* Begin *

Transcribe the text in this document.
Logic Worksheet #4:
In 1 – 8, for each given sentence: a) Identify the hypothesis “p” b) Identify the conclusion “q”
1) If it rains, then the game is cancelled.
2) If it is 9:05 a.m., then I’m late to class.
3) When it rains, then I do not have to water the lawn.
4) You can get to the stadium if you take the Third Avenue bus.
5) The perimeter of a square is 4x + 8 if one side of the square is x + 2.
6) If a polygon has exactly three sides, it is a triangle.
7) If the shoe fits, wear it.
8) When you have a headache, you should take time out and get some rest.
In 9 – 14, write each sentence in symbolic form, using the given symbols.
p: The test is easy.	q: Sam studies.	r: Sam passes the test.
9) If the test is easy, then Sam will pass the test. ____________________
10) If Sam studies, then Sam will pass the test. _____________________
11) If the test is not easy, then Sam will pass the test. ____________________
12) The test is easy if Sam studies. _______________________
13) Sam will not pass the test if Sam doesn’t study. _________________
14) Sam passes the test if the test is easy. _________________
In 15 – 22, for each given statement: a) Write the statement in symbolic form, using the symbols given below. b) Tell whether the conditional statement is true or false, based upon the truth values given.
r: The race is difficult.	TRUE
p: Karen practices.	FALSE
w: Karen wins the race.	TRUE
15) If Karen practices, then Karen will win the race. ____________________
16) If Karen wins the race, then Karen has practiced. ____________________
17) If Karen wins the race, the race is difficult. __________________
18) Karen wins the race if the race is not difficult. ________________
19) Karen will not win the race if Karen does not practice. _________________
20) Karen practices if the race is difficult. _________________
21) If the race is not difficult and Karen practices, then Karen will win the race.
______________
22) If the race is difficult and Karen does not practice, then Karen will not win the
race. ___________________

* End *

**Given task**
Make an exact copy of the material above.

**The completed task**
Transcribe the text in this document.
Logic Worksheet #4:
In 1 – 8, for each given sentence: a) Identify the hypothesis “p” b) Identify the conclusion “q”
1) If it rains, then the game is cancelled.
2) If it is 9:05 a.m., then I’m late to class.
3) When it rains, then I do not have to water the lawn.
4) You can get to the stadium if you take the Third Avenue bus.
5) The perimeter of a square is 4x + 8 if one side of the square is x + 2.
6) If a polygon has exactly three sides, it is a triangle.
7) If the shoe fits, wear it.
8) When you have a headache, you should take time out and get some rest.
In 9 – 14, write each sentence in symbolic form, using the given symbols.
p: The test is easy.	q: Sam studies.	r: Sam passes the test.
9) If the test is easy, then Sam will pass the test. ____________________
10) If Sam studies, then Sam will pass the test. _____________________
11) If the test is not easy, then Sam will pass the test. ____________________
12) The test is easy if Sam studies. _______________________
13) Sam will not pass the test if Sam doesn’t study. _________________
14) Sam passes the test if the test is easy. _________________
In 15 – 22, for each given statement: a) Write the statement in symbolic form, using the symbols given below. b) Tell whether the conditional statement is true or false, based upon the truth values given.
r: The race is difficult.	TRUE
p: Karen practices.	FALSE
w: Karen wins the race.	TRUE
15) If Karen practices, then Karen will win the race. ____________________
16) If Karen wins the race, then Karen has practiced. ____________________
17) If Karen wins the race, the race is difficult. __________________
18) Karen wins the race if the race is not difficult. ________________
19) Karen will not win the race if Karen does not practice. _________________
20) Karen practices if the race is difficult. _________________
21) If the race is not difficult and Karen practices, then Karen will win the race.
______________
22) If the race is difficult and Karen does not practice, then Karen will not win the
race. ___________________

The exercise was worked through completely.